_Challenges_
1) Using the text on national hosting below, decide whether each statement agrees with it. Answer yes or no for each, and quote the deciding words exactly. (a) In the paper world, a library's journal subscription bought a copy of the content. (b) Librarians trusted publishers' promises to provide post-cancellation access themselves. (c) In most cases, the money for subscription electronic resources starts from the government.
2) Repeat word for word the passage of the text on national hosting below, from "Why National Hosting?The" up to and including "in the system.".

_Reading text_
Why National Hosting?The details of how universities, research institutes and libraries acquire subscription electronic resources vary considerably between countries. But in most cases they share an important feature in common; the money may flow through the system in different ways, but it starts from the government. This leads governments to focus on a number of issues in the system.
Post-Cancellation AccessIn the paper world, a library's subscription to a journal purchased a copy of the content. It provided the library's readers with access until the library decided to de-accession it, and it could be used to assist other libraries via inter-library loan. The advent of the Web made journal content vastly more accessible and useful, but it forced libraries to switch from purchasing a copy to leasing access to the publisher's copy. If the library stopped paying the subscription, their readers lost access not just to content published in the future, but also to content published in the past while the subscription was being paid. This problem became known as post-cancellation access (PCA), and elicited over time a number of different responses:
- Some publishers promised to provide PCA themselves, providing access to paid-for content without further payment, but librarians were rightly skeptical of these unfunded promises.

_Extracted entries_

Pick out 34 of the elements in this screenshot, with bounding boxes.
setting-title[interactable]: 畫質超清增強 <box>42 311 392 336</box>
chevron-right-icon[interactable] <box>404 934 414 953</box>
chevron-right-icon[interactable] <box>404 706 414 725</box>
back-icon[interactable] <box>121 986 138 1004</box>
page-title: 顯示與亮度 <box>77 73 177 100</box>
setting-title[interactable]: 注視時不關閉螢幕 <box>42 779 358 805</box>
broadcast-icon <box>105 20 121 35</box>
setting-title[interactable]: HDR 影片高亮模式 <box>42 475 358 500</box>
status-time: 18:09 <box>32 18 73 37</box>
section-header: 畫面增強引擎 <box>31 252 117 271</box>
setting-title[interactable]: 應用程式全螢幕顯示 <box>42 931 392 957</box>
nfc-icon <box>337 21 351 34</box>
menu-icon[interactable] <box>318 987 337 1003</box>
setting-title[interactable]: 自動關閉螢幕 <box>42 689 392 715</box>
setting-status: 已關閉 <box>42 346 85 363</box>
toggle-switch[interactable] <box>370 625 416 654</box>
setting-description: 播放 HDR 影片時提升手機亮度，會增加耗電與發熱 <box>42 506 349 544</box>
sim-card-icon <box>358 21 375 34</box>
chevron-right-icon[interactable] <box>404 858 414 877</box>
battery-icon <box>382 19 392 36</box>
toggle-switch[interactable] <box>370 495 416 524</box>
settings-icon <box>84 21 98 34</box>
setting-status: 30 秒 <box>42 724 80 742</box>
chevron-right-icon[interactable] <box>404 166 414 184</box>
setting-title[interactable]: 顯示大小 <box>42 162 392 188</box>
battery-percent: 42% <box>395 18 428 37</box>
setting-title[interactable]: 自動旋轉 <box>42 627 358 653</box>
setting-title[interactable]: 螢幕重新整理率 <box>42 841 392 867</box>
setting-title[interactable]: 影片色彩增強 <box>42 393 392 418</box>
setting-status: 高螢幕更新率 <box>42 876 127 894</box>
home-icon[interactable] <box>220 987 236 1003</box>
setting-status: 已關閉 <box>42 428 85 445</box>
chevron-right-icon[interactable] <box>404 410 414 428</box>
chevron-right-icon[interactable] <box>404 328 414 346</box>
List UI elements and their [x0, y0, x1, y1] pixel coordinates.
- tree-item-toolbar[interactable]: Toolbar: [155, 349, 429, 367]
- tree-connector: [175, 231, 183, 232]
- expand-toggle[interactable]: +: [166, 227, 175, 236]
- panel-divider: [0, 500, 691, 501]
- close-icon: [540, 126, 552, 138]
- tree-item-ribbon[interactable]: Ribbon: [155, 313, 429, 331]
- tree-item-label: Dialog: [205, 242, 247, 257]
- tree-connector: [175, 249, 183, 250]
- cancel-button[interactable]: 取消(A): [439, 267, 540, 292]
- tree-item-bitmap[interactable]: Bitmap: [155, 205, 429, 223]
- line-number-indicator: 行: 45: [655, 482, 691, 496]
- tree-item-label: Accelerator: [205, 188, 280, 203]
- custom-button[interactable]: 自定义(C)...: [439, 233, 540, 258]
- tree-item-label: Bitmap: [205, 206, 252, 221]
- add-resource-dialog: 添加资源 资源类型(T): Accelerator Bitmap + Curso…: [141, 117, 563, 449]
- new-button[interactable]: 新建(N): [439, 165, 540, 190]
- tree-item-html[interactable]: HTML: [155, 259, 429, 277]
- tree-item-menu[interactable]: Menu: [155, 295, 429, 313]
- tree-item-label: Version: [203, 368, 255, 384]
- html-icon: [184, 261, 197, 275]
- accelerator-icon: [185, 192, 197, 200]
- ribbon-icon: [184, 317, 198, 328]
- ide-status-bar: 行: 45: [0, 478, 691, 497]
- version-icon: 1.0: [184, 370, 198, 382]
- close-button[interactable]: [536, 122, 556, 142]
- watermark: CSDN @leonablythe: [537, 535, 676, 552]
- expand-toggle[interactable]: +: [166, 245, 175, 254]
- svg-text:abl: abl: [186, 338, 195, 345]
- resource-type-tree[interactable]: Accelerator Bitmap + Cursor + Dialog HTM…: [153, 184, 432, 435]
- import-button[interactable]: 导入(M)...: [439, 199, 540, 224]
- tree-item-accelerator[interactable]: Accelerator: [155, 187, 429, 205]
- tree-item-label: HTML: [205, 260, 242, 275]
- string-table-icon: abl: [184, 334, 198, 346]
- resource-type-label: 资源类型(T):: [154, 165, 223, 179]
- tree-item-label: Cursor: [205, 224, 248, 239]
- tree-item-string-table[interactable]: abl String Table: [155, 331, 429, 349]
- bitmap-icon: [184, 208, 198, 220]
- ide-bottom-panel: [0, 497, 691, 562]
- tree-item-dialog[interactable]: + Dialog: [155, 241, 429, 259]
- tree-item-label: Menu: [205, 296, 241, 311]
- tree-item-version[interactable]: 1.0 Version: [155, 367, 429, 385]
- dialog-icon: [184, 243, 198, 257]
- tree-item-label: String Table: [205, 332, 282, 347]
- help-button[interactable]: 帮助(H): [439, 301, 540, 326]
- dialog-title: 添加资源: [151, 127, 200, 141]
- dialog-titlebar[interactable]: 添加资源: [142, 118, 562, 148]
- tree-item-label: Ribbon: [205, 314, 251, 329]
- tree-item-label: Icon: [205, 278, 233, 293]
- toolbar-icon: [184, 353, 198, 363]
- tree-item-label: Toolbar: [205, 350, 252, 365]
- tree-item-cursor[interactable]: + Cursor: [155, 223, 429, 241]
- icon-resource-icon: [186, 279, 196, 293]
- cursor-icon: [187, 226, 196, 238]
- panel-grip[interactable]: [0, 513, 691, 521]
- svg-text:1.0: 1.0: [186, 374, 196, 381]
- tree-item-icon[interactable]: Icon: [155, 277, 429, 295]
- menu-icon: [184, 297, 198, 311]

_Solutions per task_
1)
(a) Yes: "In the paper world, a library's subscription to a journal purchased a copy of the content."
(b) No: "librarians were rightly skeptical of these unfunded promises."
(c) Yes: "the money may flow through the system in different ways, but it starts from the government".

2)
Why National Hosting?The details of how universities, research institutes and libraries acquire subscription electronic resources vary considerably between countries. But in most cases they share an important feature in common; the money may flow through the system in different ways, but it starts from the government. This leads governments to focus on a number of issues in the system.